— GOAL OF THE EXERCISE —
Reproduce every entry exactly as shown.
═════ TASK DATA
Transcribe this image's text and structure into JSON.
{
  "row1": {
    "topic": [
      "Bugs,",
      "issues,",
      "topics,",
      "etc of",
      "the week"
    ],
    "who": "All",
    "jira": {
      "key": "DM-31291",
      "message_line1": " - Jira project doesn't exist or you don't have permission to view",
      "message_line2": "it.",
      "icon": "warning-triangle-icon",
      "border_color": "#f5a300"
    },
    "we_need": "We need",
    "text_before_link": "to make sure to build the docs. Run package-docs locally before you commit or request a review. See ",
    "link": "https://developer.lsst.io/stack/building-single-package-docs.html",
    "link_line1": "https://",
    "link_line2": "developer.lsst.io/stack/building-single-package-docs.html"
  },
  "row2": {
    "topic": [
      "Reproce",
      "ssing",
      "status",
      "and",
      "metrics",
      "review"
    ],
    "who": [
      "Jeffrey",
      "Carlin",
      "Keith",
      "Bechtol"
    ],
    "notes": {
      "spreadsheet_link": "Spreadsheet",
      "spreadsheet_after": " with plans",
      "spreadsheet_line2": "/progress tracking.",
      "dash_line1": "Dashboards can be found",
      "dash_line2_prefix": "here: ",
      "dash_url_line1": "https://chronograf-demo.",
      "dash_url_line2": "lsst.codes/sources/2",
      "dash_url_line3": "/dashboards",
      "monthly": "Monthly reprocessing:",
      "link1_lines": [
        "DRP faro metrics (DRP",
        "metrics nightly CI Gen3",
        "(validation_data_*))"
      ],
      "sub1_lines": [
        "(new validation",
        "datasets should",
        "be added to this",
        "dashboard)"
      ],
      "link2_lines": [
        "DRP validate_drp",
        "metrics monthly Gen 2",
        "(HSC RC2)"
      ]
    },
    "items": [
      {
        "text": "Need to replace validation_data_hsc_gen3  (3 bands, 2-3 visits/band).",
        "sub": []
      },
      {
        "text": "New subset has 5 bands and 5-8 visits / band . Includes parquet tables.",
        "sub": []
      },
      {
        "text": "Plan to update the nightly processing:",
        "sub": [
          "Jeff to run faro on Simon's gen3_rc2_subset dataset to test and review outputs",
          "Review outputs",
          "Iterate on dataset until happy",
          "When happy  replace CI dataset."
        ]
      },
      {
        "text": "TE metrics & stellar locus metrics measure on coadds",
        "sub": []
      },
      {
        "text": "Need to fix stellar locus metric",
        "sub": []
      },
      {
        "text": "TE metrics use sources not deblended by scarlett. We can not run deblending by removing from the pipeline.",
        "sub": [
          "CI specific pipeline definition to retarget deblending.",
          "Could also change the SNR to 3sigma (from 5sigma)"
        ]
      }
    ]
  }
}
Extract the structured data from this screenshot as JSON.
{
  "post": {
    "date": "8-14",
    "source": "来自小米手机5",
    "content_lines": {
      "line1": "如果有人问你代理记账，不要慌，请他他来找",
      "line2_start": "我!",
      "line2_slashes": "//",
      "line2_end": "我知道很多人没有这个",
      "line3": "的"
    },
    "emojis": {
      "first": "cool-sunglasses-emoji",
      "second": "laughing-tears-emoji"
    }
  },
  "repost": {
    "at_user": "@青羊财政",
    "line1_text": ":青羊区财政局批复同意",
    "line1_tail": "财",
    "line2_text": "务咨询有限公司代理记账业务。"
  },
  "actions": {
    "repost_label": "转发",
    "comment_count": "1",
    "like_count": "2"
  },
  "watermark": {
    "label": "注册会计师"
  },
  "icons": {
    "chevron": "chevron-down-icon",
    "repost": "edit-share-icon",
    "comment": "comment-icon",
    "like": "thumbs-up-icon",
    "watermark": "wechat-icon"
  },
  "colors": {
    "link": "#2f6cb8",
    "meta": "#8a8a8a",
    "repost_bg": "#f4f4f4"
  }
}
══════════
— RESULT OF THIS TASK —
Transcribe this image's text and structure into JSON.
{
  "row1": {
    "topic": [
      "Bugs,",
      "issues,",
      "topics,",
      "etc of",
      "the week"
    ],
    "who": "All",
    "jira": {
      "key": "DM-31291",
      "message_line1": " - Jira project doesn't exist or you don't have permission to view",
      "message_line2": "it.",
      "icon": "warning-triangle-icon",
      "border_color": "#f5a300"
    },
    "we_need": "We need",
    "text_before_link": "to make sure to build the docs. Run package-docs locally before you commit or request a review. See ",
    "link": "https://developer.lsst.io/stack/building-single-package-docs.html",
    "link_line1": "https://",
    "link_line2": "developer.lsst.io/stack/building-single-package-docs.html"
  },
  "row2": {
    "topic": [
      "Reproce",
      "ssing",
      "status",
      "and",
      "metrics",
      "review"
    ],
    "who": [
      "Jeffrey",
      "Carlin",
      "Keith",
      "Bechtol"
    ],
    "notes": {
      "spreadsheet_link": "Spreadsheet",
      "spreadsheet_after": " with plans",
      "spreadsheet_line2": "/progress tracking.",
      "dash_line1": "Dashboards can be found",
      "dash_line2_prefix": "here: ",
      "dash_url_line1": "https://chronograf-demo.",
      "dash_url_line2": "lsst.codes/sources/2",
      "dash_url_line3": "/dashboards",
      "monthly": "Monthly reprocessing:",
      "link1_lines": [
        "DRP faro metrics (DRP",
        "metrics nightly CI Gen3",
        "(validation_data_*))"
      ],
      "sub1_lines": [
        "(new validation",
        "datasets should",
        "be added to this",
        "dashboard)"
      ],
      "link2_lines": [
        "DRP validate_drp",
        "metrics monthly Gen 2",
        "(HSC RC2)"
      ]
    },
    "items": [
      {
        "text": "Need to replace validation_data_hsc_gen3  (3 bands, 2-3 visits/band).",
        "sub": []
      },
      {
        "text": "New subset has 5 bands and 5-8 visits / band . Includes parquet tables.",
        "sub": []
      },
      {
        "text": "Plan to update the nightly processing:",
        "sub": [
          "Jeff to run faro on Simon's gen3_rc2_subset dataset to test and review outputs",
          "Review outputs",
          "Iterate on dataset until happy",
          "When happy  replace CI dataset."
        ]
      },
      {
        "text": "TE metrics & stellar locus metrics measure on coadds",
        "sub": []
      },
      {
        "text": "Need to fix stellar locus metric",
        "sub": []
      },
      {
        "text": "TE metrics use sources not deblended by scarlett. We can not run deblending by removing from the pipeline.",
        "sub": [
          "CI specific pipeline definition to retarget deblending.",
          "Could also change the SNR to 3sigma (from 5sigma)"
        ]
      }
    ]
  }
}
Extract the structured data from this screenshot as JSON.
{
  "post": {
    "date": "8-14",
    "source": "来自小米手机5",
    "content_lines": {
      "line1": "如果有人问你代理记账，不要慌，请他他来找",
      "line2_start": "我!",
      "line2_slashes": "//",
      "line2_end": "我知道很多人没有这个",
      "line3": "的"
    },
    "emojis": {
      "first": "cool-sunglasses-emoji",
      "second": "laughing-tears-emoji"
    }
  },
  "repost": {
    "at_user": "@青羊财政",
    "line1_text": ":青羊区财政局批复同意",
    "line1_tail": "财",
    "line2_text": "务咨询有限公司代理记账业务。"
  },
  "actions": {
    "repost_label": "转发",
    "comment_count": "1",
    "like_count": "2"
  },
  "watermark": {
    "label": "注册会计师"
  },
  "icons": {
    "chevron": "chevron-down-icon",
    "repost": "edit-share-icon",
    "comment": "comment-icon",
    "like": "thumbs-up-icon",
    "watermark": "wechat-icon"
  },
  "colors": {
    "link": "#2f6cb8",
    "meta": "#8a8a8a",
    "repost_bg": "#f4f4f4"
  }
}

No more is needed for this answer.